## PAGE TEXT
#####

Shifted-KLD labelling. Diagnostics now record kld_is_shifted and kld_shift_explanation whenever the target is unnormalised or its normalisation is unknown, so users do not silently read a shifted MC integral as an absolute divergence.
Hellinger guard. hellinger_mc() now warns when the target is not declared normalised = TRUE — the squared Hellinger distance is not meaningful against an unnormalised target.
Proposal-support warning. fit_kld_em() issues a cli warning when more than 5% of importance-sample draws fall outside the proposal's support or carry non-finite weights. The most common trigger is an is_uniform() proposal whose box does not cover the target's mass.

Validation corpus

inst/validation/regime_iii_pinned_fits.R — a runnable validation script that fits the three built-in targets with pinned seeds and records final KLD, ESS, max weight, validation KLD, and runtime; intended as the seed of a growing inst/validation/ corpus per the audit's recommendation.

#####

[Data extracted from a collection]
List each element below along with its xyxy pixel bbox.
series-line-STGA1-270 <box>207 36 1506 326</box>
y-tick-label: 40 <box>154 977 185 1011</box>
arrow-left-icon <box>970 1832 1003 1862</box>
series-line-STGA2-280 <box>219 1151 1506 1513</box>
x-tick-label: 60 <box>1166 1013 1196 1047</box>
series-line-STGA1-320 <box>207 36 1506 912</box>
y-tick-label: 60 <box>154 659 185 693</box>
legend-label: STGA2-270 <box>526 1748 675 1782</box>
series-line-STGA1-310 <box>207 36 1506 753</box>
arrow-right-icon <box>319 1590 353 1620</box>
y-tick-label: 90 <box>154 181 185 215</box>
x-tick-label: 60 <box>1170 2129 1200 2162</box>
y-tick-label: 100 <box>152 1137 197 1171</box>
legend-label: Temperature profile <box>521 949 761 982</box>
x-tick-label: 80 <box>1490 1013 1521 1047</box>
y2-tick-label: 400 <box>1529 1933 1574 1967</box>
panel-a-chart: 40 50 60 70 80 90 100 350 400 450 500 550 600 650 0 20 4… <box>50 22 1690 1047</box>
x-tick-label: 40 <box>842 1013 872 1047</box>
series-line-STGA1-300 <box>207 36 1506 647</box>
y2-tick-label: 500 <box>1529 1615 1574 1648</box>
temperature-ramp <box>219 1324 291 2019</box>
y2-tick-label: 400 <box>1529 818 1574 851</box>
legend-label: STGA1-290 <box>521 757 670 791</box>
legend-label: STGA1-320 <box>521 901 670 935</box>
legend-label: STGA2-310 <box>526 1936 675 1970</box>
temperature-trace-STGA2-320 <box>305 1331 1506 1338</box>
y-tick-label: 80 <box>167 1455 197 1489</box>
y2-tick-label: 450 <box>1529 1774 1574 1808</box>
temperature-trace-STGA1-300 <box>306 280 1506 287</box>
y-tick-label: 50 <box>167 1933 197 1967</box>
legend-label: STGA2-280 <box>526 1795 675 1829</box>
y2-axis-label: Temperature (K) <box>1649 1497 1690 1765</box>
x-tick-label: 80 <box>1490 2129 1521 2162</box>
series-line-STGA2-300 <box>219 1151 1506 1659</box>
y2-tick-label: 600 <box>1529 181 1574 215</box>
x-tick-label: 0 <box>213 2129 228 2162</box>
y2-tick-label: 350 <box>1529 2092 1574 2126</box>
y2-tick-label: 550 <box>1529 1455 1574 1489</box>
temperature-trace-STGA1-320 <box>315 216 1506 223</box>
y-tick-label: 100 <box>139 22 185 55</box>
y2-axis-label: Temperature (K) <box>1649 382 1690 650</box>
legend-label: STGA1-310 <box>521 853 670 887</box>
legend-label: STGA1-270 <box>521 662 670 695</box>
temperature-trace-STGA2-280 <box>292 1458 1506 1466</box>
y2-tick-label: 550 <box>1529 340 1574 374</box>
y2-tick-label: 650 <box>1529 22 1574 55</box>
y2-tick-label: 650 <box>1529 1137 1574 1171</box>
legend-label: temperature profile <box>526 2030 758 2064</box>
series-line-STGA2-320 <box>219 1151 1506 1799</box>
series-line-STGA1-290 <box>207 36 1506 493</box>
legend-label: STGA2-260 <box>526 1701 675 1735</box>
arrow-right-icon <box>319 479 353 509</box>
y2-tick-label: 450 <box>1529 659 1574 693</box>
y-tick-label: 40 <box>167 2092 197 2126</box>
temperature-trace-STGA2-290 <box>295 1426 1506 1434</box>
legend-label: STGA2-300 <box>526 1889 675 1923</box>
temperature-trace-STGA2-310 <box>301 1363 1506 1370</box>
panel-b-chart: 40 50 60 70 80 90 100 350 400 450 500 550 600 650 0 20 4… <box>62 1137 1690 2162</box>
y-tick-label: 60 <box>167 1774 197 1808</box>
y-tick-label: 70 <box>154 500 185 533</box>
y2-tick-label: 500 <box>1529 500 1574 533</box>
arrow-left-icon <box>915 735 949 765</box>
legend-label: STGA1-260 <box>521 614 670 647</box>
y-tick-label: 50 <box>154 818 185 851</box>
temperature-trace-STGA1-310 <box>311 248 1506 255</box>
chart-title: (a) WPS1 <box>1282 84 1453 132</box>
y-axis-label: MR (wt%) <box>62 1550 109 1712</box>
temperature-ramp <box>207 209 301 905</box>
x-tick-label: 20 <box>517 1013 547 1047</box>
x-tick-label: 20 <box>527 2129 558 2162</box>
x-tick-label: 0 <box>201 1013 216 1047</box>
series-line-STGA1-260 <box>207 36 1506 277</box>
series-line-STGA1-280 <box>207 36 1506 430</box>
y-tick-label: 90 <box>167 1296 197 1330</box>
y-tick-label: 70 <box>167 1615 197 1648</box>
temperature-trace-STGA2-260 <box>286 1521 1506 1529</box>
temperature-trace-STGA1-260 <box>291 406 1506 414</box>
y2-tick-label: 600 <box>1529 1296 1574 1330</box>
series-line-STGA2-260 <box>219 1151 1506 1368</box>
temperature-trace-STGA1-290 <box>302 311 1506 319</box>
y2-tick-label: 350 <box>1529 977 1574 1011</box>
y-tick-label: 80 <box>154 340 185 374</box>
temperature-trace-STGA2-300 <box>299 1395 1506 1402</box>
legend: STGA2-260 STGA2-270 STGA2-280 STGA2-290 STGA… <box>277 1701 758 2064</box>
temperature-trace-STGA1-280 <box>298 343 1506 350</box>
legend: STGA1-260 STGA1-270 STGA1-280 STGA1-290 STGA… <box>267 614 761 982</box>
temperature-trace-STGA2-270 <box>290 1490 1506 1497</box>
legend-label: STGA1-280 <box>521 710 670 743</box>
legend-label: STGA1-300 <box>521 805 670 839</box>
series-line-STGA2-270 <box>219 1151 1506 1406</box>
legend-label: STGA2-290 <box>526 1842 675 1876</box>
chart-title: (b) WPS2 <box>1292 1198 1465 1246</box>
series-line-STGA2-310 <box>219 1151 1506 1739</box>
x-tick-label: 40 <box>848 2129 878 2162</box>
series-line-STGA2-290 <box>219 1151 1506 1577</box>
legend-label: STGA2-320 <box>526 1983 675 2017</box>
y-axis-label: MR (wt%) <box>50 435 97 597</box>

#####

## ACTIONS TO TAKE
1) Answer these questions from the changelog:
(a) Which two fields do diagnostics now record when the target's normalization is unknown?
(b) What share of importance-sample draws must fall outside the proposal's support or carry non-finite weights before fit_kld_em() issues a warning?
(c) Which quantities does the validation script record for each fit?
2) According to the changelog, why does hellinger_mc() now warn when the target is not declared normalised = TRUE?
3) Decide whether each statement agrees with the changelog. Answer yes or no, and quote the words that decide it.
(a) The validation script fits the three built-in targets with random seeds.
(b) The most common trigger of the proposal-support warning is an is_uniform() proposal whose box does not cover the target's mass.
(c) hellinger_mc() warns when the target is declared normalised = TRUE.

## RESPONSES FOR EACH TASK
1)
(a) kld_is_shifted and kld_shift_explanation.
(b) More than 5%.
(c) Final KLD, ESS, max weight, validation KLD, and runtime.

2) The squared Hellinger distance is not meaningful against an unnormalized target.

3)
(a) No: "fits the three built-in targets with pinned seeds"
(b) Yes: "The most common trigger is an is_uniform() proposal whose box does not cover the target's mass."
(c) No: "warns when the target is not declared normalised = TRUE"